Retype all of the entries word for word.

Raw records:
-- begin --
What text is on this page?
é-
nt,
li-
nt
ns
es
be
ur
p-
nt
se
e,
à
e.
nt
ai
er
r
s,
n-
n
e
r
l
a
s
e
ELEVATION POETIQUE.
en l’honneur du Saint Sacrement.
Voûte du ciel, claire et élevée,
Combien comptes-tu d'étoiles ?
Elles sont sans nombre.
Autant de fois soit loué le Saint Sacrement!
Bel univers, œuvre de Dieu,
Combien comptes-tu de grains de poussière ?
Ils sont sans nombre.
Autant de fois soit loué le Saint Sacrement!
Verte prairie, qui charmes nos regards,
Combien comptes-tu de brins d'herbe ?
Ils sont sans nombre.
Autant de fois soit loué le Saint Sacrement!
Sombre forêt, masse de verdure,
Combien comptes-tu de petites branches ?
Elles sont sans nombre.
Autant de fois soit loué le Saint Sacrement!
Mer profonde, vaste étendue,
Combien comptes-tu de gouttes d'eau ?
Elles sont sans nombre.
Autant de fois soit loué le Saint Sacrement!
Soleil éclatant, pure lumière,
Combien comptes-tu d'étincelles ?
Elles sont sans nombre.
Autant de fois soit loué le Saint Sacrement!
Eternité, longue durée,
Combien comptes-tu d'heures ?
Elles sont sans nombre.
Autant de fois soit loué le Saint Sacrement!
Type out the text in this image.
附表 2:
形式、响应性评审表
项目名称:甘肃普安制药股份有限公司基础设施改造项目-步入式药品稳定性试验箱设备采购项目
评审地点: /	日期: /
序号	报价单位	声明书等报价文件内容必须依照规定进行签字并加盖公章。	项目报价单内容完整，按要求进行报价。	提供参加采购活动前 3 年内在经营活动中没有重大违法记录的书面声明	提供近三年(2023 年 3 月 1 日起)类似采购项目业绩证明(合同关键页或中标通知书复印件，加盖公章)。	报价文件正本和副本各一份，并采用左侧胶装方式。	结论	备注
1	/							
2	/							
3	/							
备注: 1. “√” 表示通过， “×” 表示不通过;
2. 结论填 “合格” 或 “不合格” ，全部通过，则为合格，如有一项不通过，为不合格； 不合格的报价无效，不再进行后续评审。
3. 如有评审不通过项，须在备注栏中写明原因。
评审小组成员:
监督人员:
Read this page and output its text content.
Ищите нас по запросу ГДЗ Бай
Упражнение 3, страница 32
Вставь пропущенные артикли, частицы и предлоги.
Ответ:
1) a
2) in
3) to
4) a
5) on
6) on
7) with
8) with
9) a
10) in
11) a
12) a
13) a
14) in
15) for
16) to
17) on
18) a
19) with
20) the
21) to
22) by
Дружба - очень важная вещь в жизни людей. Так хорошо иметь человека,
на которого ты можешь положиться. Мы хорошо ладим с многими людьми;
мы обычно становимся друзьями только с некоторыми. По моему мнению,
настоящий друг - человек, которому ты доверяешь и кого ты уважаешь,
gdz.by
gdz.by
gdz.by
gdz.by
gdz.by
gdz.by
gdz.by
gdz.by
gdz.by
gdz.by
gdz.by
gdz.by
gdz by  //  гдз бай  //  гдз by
-- end --
- RESPONSE FOR THIS EXERCISE:
What text is on this page?
é-
nt,
li-
nt
ns
es
be
ur
p-
nt
se
e,
à
e.
nt
ai
er
r
s,
n-
n
e
r
l
a
s
e
ELEVATION POETIQUE.
en l’honneur du Saint Sacrement.
Voûte du ciel, claire et élevée,
Combien comptes-tu d'étoiles ?
Elles sont sans nombre.
Autant de fois soit loué le Saint Sacrement!
Bel univers, œuvre de Dieu,
Combien comptes-tu de grains de poussière ?
Ils sont sans nombre.
Autant de fois soit loué le Saint Sacrement!
Verte prairie, qui charmes nos regards,
Combien comptes-tu de brins d'herbe ?
Ils sont sans nombre.
Autant de fois soit loué le Saint Sacrement!
Sombre forêt, masse de verdure,
Combien comptes-tu de petites branches ?
Elles sont sans nombre.
Autant de fois soit loué le Saint Sacrement!
Mer profonde, vaste étendue,
Combien comptes-tu de gouttes d'eau ?
Elles sont sans nombre.
Autant de fois soit loué le Saint Sacrement!
Soleil éclatant, pure lumière,
Combien comptes-tu d'étincelles ?
Elles sont sans nombre.
Autant de fois soit loué le Saint Sacrement!
Eternité, longue durée,
Combien comptes-tu d'heures ?
Elles sont sans nombre.
Autant de fois soit loué le Saint Sacrement!
Type out the text in this image.
附表 2:
形式、响应性评审表
项目名称:甘肃普安制药股份有限公司基础设施改造项目-步入式药品稳定性试验箱设备采购项目
评审地点: /	日期: /
序号	报价单位	声明书等报价文件内容必须依照规定进行签字并加盖公章。	项目报价单内容完整，按要求进行报价。	提供参加采购活动前 3 年内在经营活动中没有重大违法记录的书面声明	提供近三年(2023 年 3 月 1 日起)类似采购项目业绩证明(合同关键页或中标通知书复印件，加盖公章)。	报价文件正本和副本各一份，并采用左侧胶装方式。	结论	备注
1	/							
2	/							
3	/							
备注: 1. “√” 表示通过， “×” 表示不通过;
2. 结论填 “合格” 或 “不合格” ，全部通过，则为合格，如有一项不通过，为不合格； 不合格的报价无效，不再进行后续评审。
3. 如有评审不通过项，须在备注栏中写明原因。
评审小组成员:
监督人员:
Read this page and output its text content.
Ищите нас по запросу ГДЗ Бай
Упражнение 3, страница 32
Вставь пропущенные артикли, частицы и предлоги.
Ответ:
1) a
2) in
3) to
4) a
5) on
6) on
7) with
8) with
9) a
10) in
11) a
12) a
13) a
14) in
15) for
16) to
17) on
18) a
19) with
20) the
21) to
22) by
Дружба - очень важная вещь в жизни людей. Так хорошо иметь человека,
на которого ты можешь положиться. Мы хорошо ладим с многими людьми;
мы обычно становимся друзьями только с некоторыми. По моему мнению,
настоящий друг - человек, которому ты доверяешь и кого ты уважаешь,
gdz.by
gdz.by
gdz.by
gdz.by
gdz.by
gdz.by
gdz.by
gdz.by
gdz.by
gdz.by
gdz.by
gdz.by
gdz by  //  гдз бай  //  гдз by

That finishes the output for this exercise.